Begin Records supplied

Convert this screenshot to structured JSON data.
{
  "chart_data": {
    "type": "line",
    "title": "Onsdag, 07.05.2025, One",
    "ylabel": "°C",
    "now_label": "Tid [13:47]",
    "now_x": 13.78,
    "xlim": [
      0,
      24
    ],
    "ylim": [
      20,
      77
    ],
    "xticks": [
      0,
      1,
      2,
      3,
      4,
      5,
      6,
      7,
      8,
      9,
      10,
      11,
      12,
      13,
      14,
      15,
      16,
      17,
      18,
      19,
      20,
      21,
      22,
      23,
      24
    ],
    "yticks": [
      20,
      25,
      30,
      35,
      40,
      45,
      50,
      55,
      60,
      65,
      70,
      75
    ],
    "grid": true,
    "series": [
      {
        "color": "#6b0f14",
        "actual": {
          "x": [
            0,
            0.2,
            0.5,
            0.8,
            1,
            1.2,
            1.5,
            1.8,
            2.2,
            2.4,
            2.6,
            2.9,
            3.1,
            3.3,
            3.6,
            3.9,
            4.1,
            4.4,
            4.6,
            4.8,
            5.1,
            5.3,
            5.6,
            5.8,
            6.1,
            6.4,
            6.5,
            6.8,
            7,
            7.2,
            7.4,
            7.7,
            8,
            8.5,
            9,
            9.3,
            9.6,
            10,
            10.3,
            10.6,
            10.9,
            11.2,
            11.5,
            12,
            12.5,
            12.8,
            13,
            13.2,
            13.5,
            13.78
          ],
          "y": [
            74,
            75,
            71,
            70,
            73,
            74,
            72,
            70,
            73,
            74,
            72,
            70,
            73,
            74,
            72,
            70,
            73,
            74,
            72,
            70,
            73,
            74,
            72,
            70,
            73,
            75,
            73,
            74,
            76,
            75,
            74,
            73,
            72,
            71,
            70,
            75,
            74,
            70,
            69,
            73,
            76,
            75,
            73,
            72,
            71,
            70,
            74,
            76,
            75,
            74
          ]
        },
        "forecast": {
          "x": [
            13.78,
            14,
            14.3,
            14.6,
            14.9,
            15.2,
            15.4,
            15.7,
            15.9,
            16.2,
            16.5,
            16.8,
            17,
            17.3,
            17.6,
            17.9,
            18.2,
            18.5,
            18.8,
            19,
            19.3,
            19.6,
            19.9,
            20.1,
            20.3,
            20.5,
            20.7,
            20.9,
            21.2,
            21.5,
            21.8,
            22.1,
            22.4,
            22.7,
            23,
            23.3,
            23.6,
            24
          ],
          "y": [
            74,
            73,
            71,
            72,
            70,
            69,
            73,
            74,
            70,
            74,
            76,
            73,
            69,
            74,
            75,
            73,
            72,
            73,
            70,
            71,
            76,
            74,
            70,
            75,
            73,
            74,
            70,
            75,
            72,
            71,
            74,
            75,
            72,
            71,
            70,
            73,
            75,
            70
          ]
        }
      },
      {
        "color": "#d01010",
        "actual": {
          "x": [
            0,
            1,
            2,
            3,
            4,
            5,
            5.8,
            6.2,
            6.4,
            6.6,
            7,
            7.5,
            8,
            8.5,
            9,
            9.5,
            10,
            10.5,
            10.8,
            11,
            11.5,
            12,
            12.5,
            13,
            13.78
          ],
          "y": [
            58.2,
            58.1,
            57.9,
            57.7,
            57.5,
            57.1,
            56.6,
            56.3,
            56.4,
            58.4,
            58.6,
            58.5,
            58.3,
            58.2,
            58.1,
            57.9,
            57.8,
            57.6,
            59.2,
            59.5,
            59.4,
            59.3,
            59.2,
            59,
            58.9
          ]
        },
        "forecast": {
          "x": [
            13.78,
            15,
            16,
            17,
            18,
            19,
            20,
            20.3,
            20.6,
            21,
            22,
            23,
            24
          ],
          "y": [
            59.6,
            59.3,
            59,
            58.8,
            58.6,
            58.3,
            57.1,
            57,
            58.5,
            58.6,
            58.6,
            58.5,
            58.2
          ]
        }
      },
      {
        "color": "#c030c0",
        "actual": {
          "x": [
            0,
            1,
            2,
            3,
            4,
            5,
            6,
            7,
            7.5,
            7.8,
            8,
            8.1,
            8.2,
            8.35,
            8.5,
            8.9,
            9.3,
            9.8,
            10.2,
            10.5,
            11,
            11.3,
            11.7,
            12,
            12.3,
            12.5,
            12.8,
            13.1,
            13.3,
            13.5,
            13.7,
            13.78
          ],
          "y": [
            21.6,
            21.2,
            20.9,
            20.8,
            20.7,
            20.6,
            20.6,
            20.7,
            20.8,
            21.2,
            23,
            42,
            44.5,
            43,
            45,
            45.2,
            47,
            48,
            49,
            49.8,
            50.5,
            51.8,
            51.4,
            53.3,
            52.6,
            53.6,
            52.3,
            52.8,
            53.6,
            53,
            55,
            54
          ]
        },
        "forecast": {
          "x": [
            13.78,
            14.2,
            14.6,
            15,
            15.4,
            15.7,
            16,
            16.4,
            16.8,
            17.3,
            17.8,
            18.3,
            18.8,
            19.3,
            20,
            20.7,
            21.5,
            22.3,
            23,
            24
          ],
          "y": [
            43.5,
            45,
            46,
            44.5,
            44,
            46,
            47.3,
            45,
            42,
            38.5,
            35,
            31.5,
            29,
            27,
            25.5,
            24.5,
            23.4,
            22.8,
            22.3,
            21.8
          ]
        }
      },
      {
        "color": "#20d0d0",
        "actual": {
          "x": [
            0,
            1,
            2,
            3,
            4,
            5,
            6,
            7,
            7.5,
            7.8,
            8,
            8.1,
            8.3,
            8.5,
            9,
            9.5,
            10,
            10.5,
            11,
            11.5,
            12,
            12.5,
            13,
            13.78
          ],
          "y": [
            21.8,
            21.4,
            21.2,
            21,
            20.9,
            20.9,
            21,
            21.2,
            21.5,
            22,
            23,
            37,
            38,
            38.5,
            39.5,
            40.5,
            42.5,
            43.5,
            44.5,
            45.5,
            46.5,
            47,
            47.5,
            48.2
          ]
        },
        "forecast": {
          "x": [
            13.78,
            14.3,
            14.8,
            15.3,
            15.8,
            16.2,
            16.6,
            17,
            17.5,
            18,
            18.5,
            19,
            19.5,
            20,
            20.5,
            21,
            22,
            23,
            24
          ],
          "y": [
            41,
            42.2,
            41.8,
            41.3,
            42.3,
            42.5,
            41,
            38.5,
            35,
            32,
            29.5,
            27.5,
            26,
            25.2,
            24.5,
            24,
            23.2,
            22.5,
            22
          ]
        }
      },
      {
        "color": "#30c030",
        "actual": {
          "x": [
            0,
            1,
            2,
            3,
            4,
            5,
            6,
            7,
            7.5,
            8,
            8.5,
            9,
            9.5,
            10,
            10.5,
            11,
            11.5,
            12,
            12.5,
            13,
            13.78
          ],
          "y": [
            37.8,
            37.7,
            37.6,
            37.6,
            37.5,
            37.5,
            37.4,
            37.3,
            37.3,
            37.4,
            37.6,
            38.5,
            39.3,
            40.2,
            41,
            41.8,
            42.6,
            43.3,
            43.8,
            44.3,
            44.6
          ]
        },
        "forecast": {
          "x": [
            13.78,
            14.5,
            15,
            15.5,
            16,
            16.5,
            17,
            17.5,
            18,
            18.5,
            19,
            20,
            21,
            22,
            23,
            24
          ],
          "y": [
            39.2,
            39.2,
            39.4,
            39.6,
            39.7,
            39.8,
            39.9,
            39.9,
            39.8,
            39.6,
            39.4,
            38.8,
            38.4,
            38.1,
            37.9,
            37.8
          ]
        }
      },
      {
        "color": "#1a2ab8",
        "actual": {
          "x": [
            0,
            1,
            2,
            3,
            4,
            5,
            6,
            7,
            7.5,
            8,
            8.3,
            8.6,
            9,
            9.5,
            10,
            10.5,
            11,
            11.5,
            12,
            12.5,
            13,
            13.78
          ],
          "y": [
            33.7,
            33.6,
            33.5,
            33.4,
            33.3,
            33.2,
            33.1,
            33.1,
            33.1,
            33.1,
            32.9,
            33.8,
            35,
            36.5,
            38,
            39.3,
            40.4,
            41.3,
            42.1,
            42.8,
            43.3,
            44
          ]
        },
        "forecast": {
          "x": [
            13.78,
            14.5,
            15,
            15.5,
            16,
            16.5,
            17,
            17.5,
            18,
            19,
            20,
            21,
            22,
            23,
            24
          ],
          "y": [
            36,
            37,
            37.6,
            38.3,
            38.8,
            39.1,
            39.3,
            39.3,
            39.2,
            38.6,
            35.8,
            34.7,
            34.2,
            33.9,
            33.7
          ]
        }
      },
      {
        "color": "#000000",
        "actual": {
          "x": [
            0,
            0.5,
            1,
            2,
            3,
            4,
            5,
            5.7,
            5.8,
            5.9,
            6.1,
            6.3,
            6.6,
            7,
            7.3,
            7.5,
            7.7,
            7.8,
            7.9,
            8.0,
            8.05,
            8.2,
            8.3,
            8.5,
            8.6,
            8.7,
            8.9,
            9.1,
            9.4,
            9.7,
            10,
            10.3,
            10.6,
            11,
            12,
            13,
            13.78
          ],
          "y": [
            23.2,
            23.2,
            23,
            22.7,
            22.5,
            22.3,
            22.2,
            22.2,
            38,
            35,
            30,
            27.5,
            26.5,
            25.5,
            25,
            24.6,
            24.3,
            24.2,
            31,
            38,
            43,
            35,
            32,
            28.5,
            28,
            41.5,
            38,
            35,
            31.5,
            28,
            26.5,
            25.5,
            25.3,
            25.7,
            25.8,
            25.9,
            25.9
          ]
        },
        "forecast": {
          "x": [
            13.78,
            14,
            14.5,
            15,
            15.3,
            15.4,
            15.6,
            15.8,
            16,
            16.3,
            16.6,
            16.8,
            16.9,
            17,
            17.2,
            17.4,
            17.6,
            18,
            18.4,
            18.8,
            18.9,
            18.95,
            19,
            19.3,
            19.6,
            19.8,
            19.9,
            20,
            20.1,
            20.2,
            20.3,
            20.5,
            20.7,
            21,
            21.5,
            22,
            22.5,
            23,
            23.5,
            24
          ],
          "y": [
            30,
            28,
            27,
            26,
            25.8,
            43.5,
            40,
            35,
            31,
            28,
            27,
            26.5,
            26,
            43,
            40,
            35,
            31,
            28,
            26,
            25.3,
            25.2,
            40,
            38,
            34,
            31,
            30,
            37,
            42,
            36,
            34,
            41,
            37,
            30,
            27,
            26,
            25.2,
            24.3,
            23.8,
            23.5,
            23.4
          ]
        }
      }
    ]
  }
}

End Records supplied

Show all lines above holding "color".

§ Problem solution:
        "color": "#6b0f14",
        "color": "#d01010",
        "color": "#c030c0",
        "color": "#20d0d0",
        "color": "#30c030",
        "color": "#1a2ab8",
        "color": "#000000",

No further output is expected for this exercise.